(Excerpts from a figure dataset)
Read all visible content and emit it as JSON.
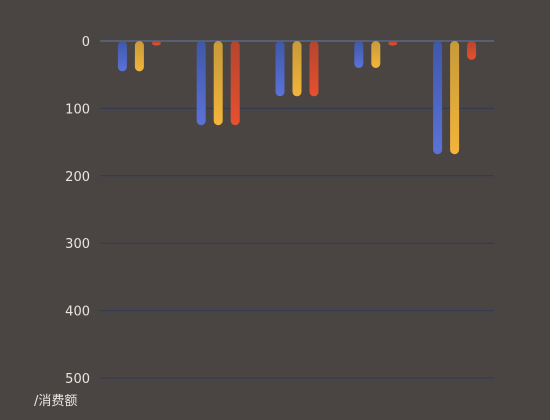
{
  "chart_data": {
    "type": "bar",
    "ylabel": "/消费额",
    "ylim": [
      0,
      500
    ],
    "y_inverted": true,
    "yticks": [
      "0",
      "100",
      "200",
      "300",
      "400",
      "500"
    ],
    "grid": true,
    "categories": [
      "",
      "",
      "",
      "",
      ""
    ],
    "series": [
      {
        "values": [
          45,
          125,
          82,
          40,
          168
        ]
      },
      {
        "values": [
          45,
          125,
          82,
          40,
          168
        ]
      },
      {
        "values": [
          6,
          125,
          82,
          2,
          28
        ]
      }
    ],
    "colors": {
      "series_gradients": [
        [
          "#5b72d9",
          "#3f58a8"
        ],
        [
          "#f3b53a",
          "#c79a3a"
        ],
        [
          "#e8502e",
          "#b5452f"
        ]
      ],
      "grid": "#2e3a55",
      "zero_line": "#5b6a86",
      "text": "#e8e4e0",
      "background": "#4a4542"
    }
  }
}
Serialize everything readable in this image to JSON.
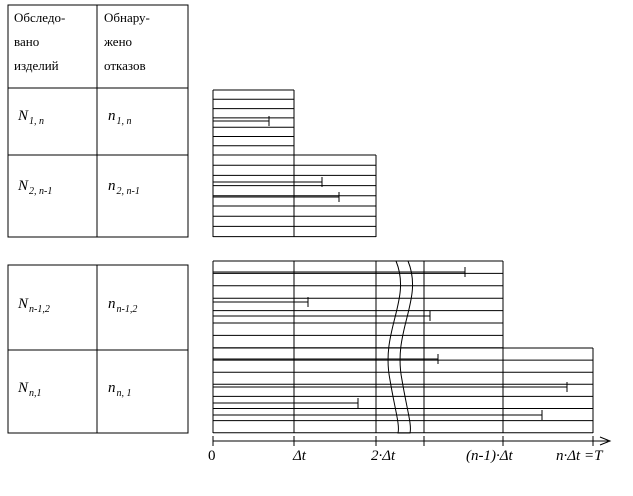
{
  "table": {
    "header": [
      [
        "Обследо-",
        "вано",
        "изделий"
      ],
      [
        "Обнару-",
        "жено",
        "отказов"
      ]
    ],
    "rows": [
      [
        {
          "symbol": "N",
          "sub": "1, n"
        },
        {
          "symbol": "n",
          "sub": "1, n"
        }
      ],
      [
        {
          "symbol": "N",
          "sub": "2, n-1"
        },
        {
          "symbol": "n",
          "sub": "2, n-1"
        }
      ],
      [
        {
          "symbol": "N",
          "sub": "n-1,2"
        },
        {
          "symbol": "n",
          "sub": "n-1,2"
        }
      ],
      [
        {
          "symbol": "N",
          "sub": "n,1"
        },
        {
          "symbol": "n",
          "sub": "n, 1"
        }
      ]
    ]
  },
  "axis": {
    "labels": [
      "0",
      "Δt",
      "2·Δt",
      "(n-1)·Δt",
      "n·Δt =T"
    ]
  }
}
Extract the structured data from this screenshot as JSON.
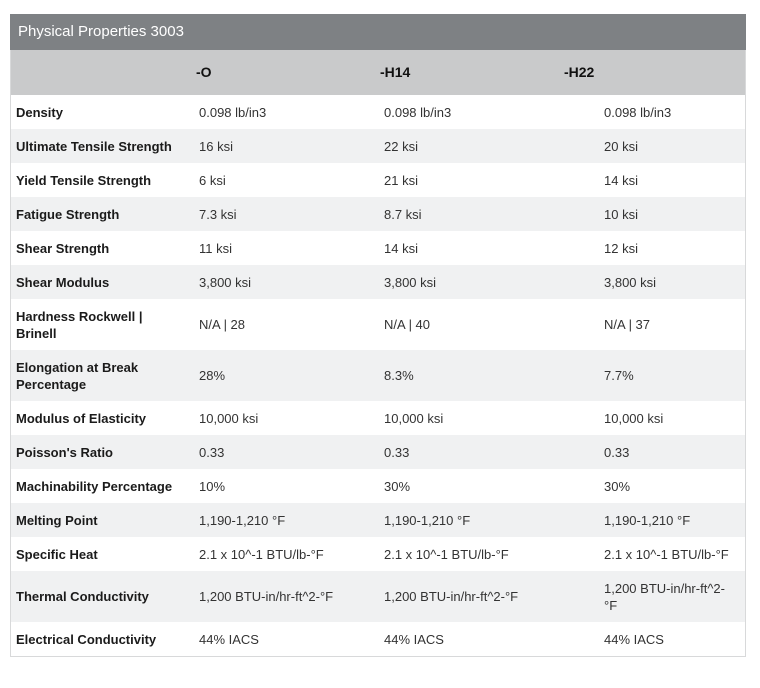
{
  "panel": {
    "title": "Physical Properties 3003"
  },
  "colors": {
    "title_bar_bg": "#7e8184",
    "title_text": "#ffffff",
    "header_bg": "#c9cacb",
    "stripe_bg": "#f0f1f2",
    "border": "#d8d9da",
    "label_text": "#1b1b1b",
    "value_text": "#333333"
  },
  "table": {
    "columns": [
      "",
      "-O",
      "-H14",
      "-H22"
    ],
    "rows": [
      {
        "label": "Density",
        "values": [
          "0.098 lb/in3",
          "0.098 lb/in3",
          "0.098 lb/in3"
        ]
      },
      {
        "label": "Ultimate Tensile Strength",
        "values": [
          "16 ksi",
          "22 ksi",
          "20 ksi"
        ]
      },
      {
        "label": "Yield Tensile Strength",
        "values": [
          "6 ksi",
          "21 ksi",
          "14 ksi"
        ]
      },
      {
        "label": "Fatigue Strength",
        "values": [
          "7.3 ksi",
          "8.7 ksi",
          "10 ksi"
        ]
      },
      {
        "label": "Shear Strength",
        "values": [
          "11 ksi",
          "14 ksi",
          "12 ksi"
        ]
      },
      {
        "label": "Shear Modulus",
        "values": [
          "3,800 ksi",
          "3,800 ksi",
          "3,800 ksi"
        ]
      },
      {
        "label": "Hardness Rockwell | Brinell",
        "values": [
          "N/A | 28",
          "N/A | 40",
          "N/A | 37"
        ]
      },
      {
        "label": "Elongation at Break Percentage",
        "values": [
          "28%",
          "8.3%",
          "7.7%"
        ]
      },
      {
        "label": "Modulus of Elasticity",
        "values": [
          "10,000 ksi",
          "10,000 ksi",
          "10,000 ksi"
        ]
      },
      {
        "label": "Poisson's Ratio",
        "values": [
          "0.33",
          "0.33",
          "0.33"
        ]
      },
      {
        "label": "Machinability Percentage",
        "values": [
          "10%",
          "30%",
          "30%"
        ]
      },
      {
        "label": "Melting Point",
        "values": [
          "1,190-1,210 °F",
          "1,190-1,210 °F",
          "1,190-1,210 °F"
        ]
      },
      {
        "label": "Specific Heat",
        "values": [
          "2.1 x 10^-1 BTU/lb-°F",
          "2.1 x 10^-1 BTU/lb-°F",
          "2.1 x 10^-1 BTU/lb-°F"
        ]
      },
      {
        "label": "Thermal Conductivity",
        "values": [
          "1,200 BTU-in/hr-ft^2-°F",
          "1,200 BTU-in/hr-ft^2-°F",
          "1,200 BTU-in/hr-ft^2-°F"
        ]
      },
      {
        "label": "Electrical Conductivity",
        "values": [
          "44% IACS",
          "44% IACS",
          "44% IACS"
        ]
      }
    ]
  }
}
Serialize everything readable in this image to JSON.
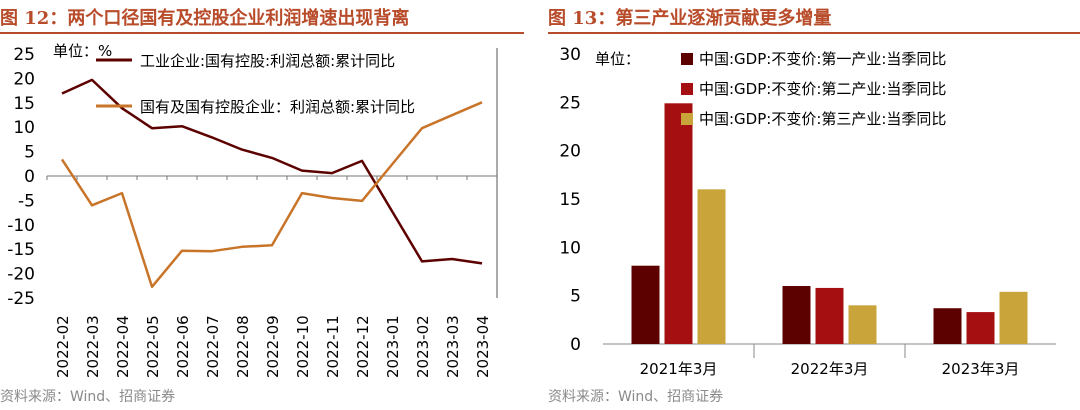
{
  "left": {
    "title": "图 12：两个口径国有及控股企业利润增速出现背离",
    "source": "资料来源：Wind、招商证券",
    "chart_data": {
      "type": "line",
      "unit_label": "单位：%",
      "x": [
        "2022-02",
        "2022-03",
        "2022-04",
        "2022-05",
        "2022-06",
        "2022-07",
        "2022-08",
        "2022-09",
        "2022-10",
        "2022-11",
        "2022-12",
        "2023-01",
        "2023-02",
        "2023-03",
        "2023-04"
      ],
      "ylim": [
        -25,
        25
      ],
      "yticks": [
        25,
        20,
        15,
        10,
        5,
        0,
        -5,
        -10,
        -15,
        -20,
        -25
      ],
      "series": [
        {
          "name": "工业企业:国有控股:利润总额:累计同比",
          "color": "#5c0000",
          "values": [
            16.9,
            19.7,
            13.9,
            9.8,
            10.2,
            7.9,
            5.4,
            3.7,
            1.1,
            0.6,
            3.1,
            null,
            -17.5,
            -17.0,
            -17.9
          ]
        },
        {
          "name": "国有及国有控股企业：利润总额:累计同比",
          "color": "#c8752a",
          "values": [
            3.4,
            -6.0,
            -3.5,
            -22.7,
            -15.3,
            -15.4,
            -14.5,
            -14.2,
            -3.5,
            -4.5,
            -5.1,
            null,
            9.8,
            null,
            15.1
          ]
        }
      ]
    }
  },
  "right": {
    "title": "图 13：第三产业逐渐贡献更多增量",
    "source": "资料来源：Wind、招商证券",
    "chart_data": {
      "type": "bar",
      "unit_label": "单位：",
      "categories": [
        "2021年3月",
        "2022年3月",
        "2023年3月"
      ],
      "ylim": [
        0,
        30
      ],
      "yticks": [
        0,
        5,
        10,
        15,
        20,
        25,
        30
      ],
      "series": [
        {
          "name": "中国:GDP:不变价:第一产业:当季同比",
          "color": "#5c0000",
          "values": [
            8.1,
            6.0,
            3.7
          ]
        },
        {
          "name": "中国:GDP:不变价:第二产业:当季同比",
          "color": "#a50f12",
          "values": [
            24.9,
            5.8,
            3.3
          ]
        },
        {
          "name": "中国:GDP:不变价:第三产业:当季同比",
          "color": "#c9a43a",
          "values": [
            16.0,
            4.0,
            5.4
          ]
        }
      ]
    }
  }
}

> DIRECTION
Return every line from the records above that holds the word "当季同比".

> RESPONSE
          "name": "中国:GDP:不变价:第一产业:当季同比",
          "name": "中国:GDP:不变价:第二产业:当季同比",
          "name": "中国:GDP:不变价:第三产业:当季同比",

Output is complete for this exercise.